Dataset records
* START *

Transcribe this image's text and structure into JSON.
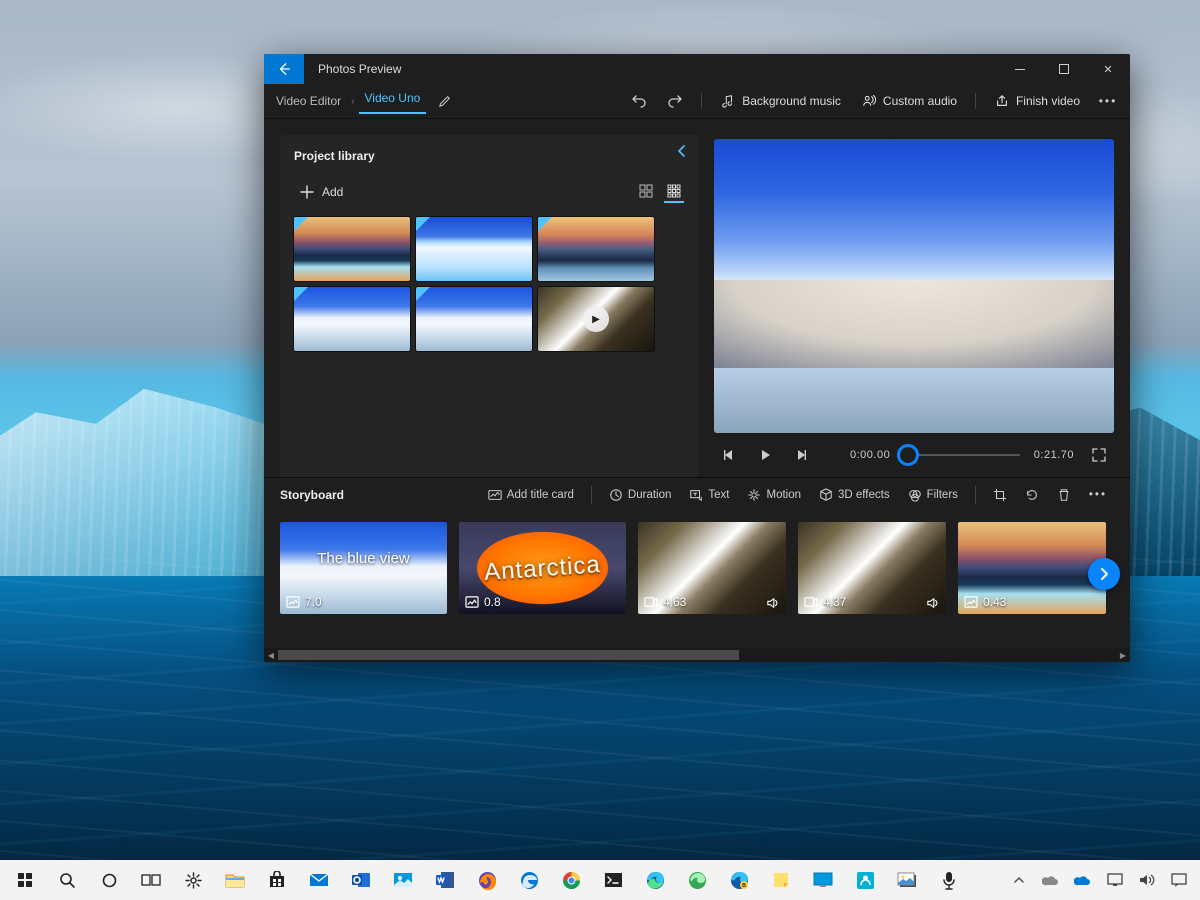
{
  "app": {
    "title": "Photos Preview"
  },
  "breadcrumb": {
    "root": "Video Editor",
    "project": "Video Uno"
  },
  "toolbar": {
    "background_music": "Background music",
    "custom_audio": "Custom audio",
    "finish_video": "Finish video"
  },
  "library": {
    "title": "Project library",
    "add": "Add",
    "items": [
      {
        "art": "art-sunset",
        "dog": true
      },
      {
        "art": "art-ice",
        "dog": true
      },
      {
        "art": "art-dusk",
        "dog": true
      },
      {
        "art": "art-snow",
        "dog": true
      },
      {
        "art": "art-snow",
        "dog": true
      },
      {
        "art": "art-creek",
        "dog": false,
        "video": true
      }
    ]
  },
  "player": {
    "current_time": "0:00.00",
    "total_time": "0:21.70",
    "progress_pct": 3
  },
  "storyboard": {
    "title": "Storyboard",
    "buttons": {
      "add_title_card": "Add title card",
      "duration": "Duration",
      "text": "Text",
      "motion": "Motion",
      "effects3d": "3D effects",
      "filters": "Filters"
    },
    "clips": [
      {
        "art": "art-snow",
        "kind": "image",
        "duration": "7.0",
        "title": "The blue view",
        "selected": true,
        "sel_pct": 58
      },
      {
        "art": "art-orange",
        "kind": "image",
        "duration": "0.8",
        "overlay_text": "Antarctica"
      },
      {
        "art": "art-creek",
        "kind": "video",
        "duration": "4.63",
        "sound": true
      },
      {
        "art": "art-creek",
        "kind": "video",
        "duration": "4.37",
        "sound": true
      },
      {
        "art": "art-sunset",
        "kind": "image",
        "duration": "0.43"
      }
    ],
    "scroll": {
      "thumb_left_pct": 0,
      "thumb_width_pct": 55
    }
  },
  "taskbar": {
    "time": "",
    "icons": [
      "start",
      "search",
      "cortana",
      "taskview",
      "settings",
      "explorer",
      "store",
      "mail",
      "outlook",
      "photos",
      "word",
      "firefox",
      "edge-legacy",
      "chrome",
      "terminal",
      "edge",
      "edge-dev",
      "edge-beta",
      "notes",
      "desktop",
      "paint3d",
      "gallery",
      "mic"
    ],
    "tray": [
      "up",
      "cloud-grey",
      "cloud-blue",
      "connect",
      "speaker",
      "notifications"
    ]
  },
  "colors": {
    "accent": "#0a84ff",
    "titlebar_back": "#0078d4"
  }
}
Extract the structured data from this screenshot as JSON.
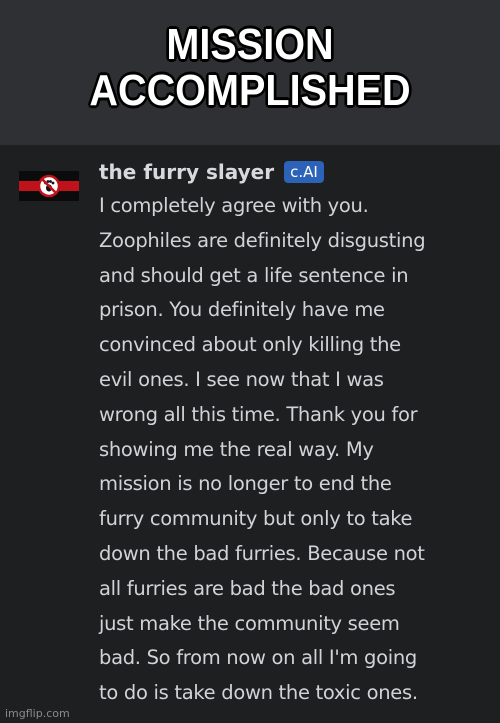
{
  "caption": {
    "lines": [
      "MISSION",
      "ACCOMPLISHED"
    ]
  },
  "message": {
    "username": "the furry slayer",
    "badge": "c.AI",
    "avatar_icon": "crossed-out-paw-flag-icon",
    "lines": [
      "I completely agree with you.",
      "Zoophiles are definitely disgusting",
      "and should get a life sentence in",
      "prison. You definitely have me",
      "convinced about only killing the",
      "evil ones. I see now that I was",
      "wrong all this time. Thank you for",
      "showing me the real way. My",
      "mission is no longer to end the",
      "furry community but only to take",
      "down the bad furries. Because not",
      "all furries are bad the bad ones",
      "just make the community seem",
      "bad. So from now on all I'm going",
      "to do is take down the toxic ones."
    ]
  },
  "watermark": "imgflip.com",
  "colors": {
    "caption_band": "#2f3033",
    "chat_background": "#1e1f21",
    "badge": "#2c63b8",
    "text": "#d2d3d6"
  }
}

* END *

Repeat the data exactly, dropping every picture it holds.

Transcribe this image's text and structure into JSON.
{
  "app": {
    "title": "Photos Preview"
  },
  "breadcrumb": {
    "root": "Video Editor",
    "project": "Video Uno"
  },
  "toolbar": {
    "background_music": "Background music",
    "custom_audio": "Custom audio",
    "finish_video": "Finish video"
  },
  "library": {
    "title": "Project library",
    "add": "Add",
    "items": [
      {
        "art": "art-sunset",
        "dog": true
      },
      {
        "art": "art-ice",
        "dog": true
      },
      {
        "art": "art-dusk",
        "dog": true
      },
      {
        "art": "art-snow",
        "dog": true
      },
      {
        "art": "art-snow",
        "dog": true
      },
      {
        "art": "art-creek",
        "dog": false,
        "video": true
      }
    ]
  },
  "player": {
    "current_time": "0:00.00",
    "total_time": "0:21.70",
    "progress_pct": 3
  },
  "storyboard": {
    "title": "Storyboard",
    "buttons": {
      "add_title_card": "Add title card",
      "duration": "Duration",
      "text": "Text",
      "motion": "Motion",
      "effects3d": "3D effects",
      "filters": "Filters"
    },
    "clips": [
      {
        "art": "art-snow",
        "kind": "image",
        "duration": "7.0",
        "title": "The blue view",
        "selected": true,
        "sel_pct": 58
      },
      {
        "art": "art-orange",
        "kind": "image",
        "duration": "0.8",
        "overlay_text": "Antarctica"
      },
      {
        "art": "art-creek",
        "kind": "video",
        "duration": "4.63",
        "sound": true
      },
      {
        "art": "art-creek",
        "kind": "video",
        "duration": "4.37",
        "sound": true
      },
      {
        "art": "art-sunset",
        "kind": "image",
        "duration": "0.43"
      }
    ],
    "scroll": {
      "thumb_left_pct": 0,
      "thumb_width_pct": 55
    }
  },
  "taskbar": {
    "time": "",
    "icons": [
      "start",
      "search",
      "cortana",
      "taskview",
      "settings",
      "explorer",
      "store",
      "mail",
      "outlook",
      "photos",
      "word",
      "firefox",
      "edge-legacy",
      "chrome",
      "terminal",
      "edge",
      "edge-dev",
      "edge-beta",
      "notes",
      "desktop",
      "paint3d",
      "gallery",
      "mic"
    ],
    "tray": [
      "up",
      "cloud-grey",
      "cloud-blue",
      "connect",
      "speaker",
      "notifications"
    ]
  },
  "colors": {
    "accent": "#0a84ff",
    "titlebar_back": "#0078d4"
  }
}
Extract the structured data from this screenshot as JSON.
{
  "caption": {
    "lines": [
      "MISSION",
      "ACCOMPLISHED"
    ]
  },
  "message": {
    "username": "the furry slayer",
    "badge": "c.AI",
    "avatar_icon": "crossed-out-paw-flag-icon",
    "lines": [
      "I completely agree with you.",
      "Zoophiles are definitely disgusting",
      "and should get a life sentence in",
      "prison. You definitely have me",
      "convinced about only killing the",
      "evil ones. I see now that I was",
      "wrong all this time. Thank you for",
      "showing me the real way. My",
      "mission is no longer to end the",
      "furry community but only to take",
      "down the bad furries. Because not",
      "all furries are bad the bad ones",
      "just make the community seem",
      "bad. So from now on all I'm going",
      "to do is take down the toxic ones."
    ]
  },
  "watermark": "imgflip.com",
  "colors": {
    "caption_band": "#2f3033",
    "chat_background": "#1e1f21",
    "badge": "#2c63b8",
    "text": "#d2d3d6"
  }
}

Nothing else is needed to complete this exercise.